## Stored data
^^^^^^^^

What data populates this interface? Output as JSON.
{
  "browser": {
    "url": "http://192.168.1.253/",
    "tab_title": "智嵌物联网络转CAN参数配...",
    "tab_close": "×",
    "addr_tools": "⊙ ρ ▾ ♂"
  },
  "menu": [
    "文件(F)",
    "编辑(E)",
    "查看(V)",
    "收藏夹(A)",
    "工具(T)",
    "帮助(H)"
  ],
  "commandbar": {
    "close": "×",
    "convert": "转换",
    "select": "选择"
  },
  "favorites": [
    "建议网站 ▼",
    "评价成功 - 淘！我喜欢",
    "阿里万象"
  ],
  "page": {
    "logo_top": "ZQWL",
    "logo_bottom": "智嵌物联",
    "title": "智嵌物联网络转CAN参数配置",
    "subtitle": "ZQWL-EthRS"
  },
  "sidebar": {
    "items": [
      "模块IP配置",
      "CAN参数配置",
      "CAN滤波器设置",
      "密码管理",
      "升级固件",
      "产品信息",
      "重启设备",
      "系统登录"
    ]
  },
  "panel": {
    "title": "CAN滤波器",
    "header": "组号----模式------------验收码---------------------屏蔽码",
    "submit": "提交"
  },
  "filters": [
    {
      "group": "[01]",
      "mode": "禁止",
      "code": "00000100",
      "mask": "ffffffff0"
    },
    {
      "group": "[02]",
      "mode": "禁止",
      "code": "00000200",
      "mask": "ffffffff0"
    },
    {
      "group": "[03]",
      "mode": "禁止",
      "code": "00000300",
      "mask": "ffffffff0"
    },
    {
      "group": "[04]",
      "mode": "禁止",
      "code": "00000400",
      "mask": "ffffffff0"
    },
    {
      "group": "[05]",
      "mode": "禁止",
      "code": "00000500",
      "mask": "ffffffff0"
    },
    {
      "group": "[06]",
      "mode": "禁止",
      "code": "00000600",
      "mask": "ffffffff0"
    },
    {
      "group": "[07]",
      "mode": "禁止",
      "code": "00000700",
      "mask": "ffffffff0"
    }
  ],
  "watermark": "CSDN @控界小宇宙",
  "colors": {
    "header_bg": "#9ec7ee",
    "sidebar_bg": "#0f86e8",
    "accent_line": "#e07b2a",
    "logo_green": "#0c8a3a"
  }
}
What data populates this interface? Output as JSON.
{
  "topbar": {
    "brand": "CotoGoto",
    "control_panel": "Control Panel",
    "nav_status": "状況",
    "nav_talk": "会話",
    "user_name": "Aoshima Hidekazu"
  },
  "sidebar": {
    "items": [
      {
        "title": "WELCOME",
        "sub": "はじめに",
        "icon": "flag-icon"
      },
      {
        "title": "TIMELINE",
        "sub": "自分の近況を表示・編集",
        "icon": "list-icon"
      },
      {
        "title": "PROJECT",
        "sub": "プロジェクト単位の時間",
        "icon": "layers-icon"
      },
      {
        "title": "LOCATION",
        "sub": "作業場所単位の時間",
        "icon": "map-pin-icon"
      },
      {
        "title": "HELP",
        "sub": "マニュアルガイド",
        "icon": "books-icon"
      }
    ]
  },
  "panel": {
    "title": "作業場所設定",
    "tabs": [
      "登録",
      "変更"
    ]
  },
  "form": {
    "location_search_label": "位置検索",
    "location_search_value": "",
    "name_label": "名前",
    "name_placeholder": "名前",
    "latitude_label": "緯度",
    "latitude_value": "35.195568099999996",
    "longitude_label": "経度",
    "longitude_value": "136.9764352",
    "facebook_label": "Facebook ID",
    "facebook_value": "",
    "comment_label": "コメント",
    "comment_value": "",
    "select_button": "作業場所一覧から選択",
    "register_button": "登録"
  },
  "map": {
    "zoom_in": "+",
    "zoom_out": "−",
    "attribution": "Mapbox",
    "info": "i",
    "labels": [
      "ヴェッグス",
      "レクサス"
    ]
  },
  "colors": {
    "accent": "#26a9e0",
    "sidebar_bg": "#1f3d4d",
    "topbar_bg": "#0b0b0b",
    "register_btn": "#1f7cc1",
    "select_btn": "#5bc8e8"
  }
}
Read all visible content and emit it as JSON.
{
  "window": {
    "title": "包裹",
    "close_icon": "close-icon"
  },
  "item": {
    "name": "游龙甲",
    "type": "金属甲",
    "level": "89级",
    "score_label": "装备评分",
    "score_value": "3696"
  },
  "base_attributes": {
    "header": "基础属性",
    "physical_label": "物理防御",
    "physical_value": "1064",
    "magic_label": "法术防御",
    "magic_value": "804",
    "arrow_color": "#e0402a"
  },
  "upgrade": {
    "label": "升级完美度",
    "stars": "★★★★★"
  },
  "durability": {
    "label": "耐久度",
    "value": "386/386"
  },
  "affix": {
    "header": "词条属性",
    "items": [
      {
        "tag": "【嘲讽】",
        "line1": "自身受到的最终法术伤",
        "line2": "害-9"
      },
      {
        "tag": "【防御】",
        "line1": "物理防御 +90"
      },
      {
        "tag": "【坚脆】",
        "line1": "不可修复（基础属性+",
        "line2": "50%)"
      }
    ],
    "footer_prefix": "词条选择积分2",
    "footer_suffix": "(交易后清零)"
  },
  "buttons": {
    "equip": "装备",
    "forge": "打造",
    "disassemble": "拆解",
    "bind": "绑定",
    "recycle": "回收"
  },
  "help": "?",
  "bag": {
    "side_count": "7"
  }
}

^^^^^^^^

Restate the whole listing exactly.

## Exercise solution
What data populates this interface? Output as JSON.
{
  "browser": {
    "url": "http://192.168.1.253/",
    "tab_title": "智嵌物联网络转CAN参数配...",
    "tab_close": "×",
    "addr_tools": "⊙ ρ ▾ ♂"
  },
  "menu": [
    "文件(F)",
    "编辑(E)",
    "查看(V)",
    "收藏夹(A)",
    "工具(T)",
    "帮助(H)"
  ],
  "commandbar": {
    "close": "×",
    "convert": "转换",
    "select": "选择"
  },
  "favorites": [
    "建议网站 ▼",
    "评价成功 - 淘！我喜欢",
    "阿里万象"
  ],
  "page": {
    "logo_top": "ZQWL",
    "logo_bottom": "智嵌物联",
    "title": "智嵌物联网络转CAN参数配置",
    "subtitle": "ZQWL-EthRS"
  },
  "sidebar": {
    "items": [
      "模块IP配置",
      "CAN参数配置",
      "CAN滤波器设置",
      "密码管理",
      "升级固件",
      "产品信息",
      "重启设备",
      "系统登录"
    ]
  },
  "panel": {
    "title": "CAN滤波器",
    "header": "组号----模式------------验收码---------------------屏蔽码",
    "submit": "提交"
  },
  "filters": [
    {
      "group": "[01]",
      "mode": "禁止",
      "code": "00000100",
      "mask": "ffffffff0"
    },
    {
      "group": "[02]",
      "mode": "禁止",
      "code": "00000200",
      "mask": "ffffffff0"
    },
    {
      "group": "[03]",
      "mode": "禁止",
      "code": "00000300",
      "mask": "ffffffff0"
    },
    {
      "group": "[04]",
      "mode": "禁止",
      "code": "00000400",
      "mask": "ffffffff0"
    },
    {
      "group": "[05]",
      "mode": "禁止",
      "code": "00000500",
      "mask": "ffffffff0"
    },
    {
      "group": "[06]",
      "mode": "禁止",
      "code": "00000600",
      "mask": "ffffffff0"
    },
    {
      "group": "[07]",
      "mode": "禁止",
      "code": "00000700",
      "mask": "ffffffff0"
    }
  ],
  "watermark": "CSDN @控界小宇宙",
  "colors": {
    "header_bg": "#9ec7ee",
    "sidebar_bg": "#0f86e8",
    "accent_line": "#e07b2a",
    "logo_green": "#0c8a3a"
  }
}
What data populates this interface? Output as JSON.
{
  "topbar": {
    "brand": "CotoGoto",
    "control_panel": "Control Panel",
    "nav_status": "状況",
    "nav_talk": "会話",
    "user_name": "Aoshima Hidekazu"
  },
  "sidebar": {
    "items": [
      {
        "title": "WELCOME",
        "sub": "はじめに",
        "icon": "flag-icon"
      },
      {
        "title": "TIMELINE",
        "sub": "自分の近況を表示・編集",
        "icon": "list-icon"
      },
      {
        "title": "PROJECT",
        "sub": "プロジェクト単位の時間",
        "icon": "layers-icon"
      },
      {
        "title": "LOCATION",
        "sub": "作業場所単位の時間",
        "icon": "map-pin-icon"
      },
      {
        "title": "HELP",
        "sub": "マニュアルガイド",
        "icon": "books-icon"
      }
    ]
  },
  "panel": {
    "title": "作業場所設定",
    "tabs": [
      "登録",
      "変更"
    ]
  },
  "form": {
    "location_search_label": "位置検索",
    "location_search_value": "",
    "name_label": "名前",
    "name_placeholder": "名前",
    "latitude_label": "緯度",
    "latitude_value": "35.195568099999996",
    "longitude_label": "経度",
    "longitude_value": "136.9764352",
    "facebook_label": "Facebook ID",
    "facebook_value": "",
    "comment_label": "コメント",
    "comment_value": "",
    "select_button": "作業場所一覧から選択",
    "register_button": "登録"
  },
  "map": {
    "zoom_in": "+",
    "zoom_out": "−",
    "attribution": "Mapbox",
    "info": "i",
    "labels": [
      "ヴェッグス",
      "レクサス"
    ]
  },
  "colors": {
    "accent": "#26a9e0",
    "sidebar_bg": "#1f3d4d",
    "topbar_bg": "#0b0b0b",
    "register_btn": "#1f7cc1",
    "select_btn": "#5bc8e8"
  }
}
Read all visible content and emit it as JSON.
{
  "window": {
    "title": "包裹",
    "close_icon": "close-icon"
  },
  "item": {
    "name": "游龙甲",
    "type": "金属甲",
    "level": "89级",
    "score_label": "装备评分",
    "score_value": "3696"
  },
  "base_attributes": {
    "header": "基础属性",
    "physical_label": "物理防御",
    "physical_value": "1064",
    "magic_label": "法术防御",
    "magic_value": "804",
    "arrow_color": "#e0402a"
  },
  "upgrade": {
    "label": "升级完美度",
    "stars": "★★★★★"
  },
  "durability": {
    "label": "耐久度",
    "value": "386/386"
  },
  "affix": {
    "header": "词条属性",
    "items": [
      {
        "tag": "【嘲讽】",
        "line1": "自身受到的最终法术伤",
        "line2": "害-9"
      },
      {
        "tag": "【防御】",
        "line1": "物理防御 +90"
      },
      {
        "tag": "【坚脆】",
        "line1": "不可修复（基础属性+",
        "line2": "50%)"
      }
    ],
    "footer_prefix": "词条选择积分2",
    "footer_suffix": "(交易后清零)"
  },
  "buttons": {
    "equip": "装备",
    "forge": "打造",
    "disassemble": "拆解",
    "bind": "绑定",
    "recycle": "回收"
  },
  "help": "?",
  "bag": {
    "side_count": "7"
  }
}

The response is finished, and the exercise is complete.